Instructions to follow. Repeat every line of the records below word for word.

Information supplied.

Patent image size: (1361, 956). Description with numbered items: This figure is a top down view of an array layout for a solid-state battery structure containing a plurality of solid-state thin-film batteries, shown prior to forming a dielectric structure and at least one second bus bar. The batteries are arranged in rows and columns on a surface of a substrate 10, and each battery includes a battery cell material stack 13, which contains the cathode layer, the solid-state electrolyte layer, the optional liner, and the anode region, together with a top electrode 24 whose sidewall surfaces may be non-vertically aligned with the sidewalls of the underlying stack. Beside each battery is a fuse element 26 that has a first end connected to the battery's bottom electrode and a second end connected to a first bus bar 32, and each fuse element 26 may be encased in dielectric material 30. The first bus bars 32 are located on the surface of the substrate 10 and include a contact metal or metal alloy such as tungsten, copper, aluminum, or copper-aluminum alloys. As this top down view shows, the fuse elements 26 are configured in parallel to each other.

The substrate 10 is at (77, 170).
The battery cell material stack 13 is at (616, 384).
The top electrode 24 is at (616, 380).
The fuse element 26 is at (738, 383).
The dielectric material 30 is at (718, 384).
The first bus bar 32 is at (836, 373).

Result of this exercise.
Patent image size: (1361, 956). Description with numbered items: This figure is a top down view of an array layout for a solid-state battery structure containing a plurality of solid-state thin-film batteries, shown prior to forming a dielectric structure and at least one second bus bar. The batteries are arranged in rows and columns on a surface of a substrate 10, and each battery includes a battery cell material stack 13, which contains the cathode layer, the solid-state electrolyte layer, the optional liner, and the anode region, together with a top electrode 24 whose sidewall surfaces may be non-vertically aligned with the sidewalls of the underlying stack. Beside each battery is a fuse element 26 that has a first end connected to the battery's bottom electrode and a second end connected to a first bus bar 32, and each fuse element 26 may be encased in dielectric material 30. The first bus bars 32 are located on the surface of the substrate 10 and include a contact metal or metal alloy such as tungsten, copper, aluminum, or copper-aluminum alloys. As this top down view shows, the fuse elements 26 are configured in parallel to each other.

The substrate 10 is at (77, 170).
The battery cell material stack 13 is at (616, 384).
The top electrode 24 is at (616, 380).
The fuse element 26 is at (738, 383).
The dielectric material 30 is at (718, 384).
The first bus bar 32 is at (836, 373).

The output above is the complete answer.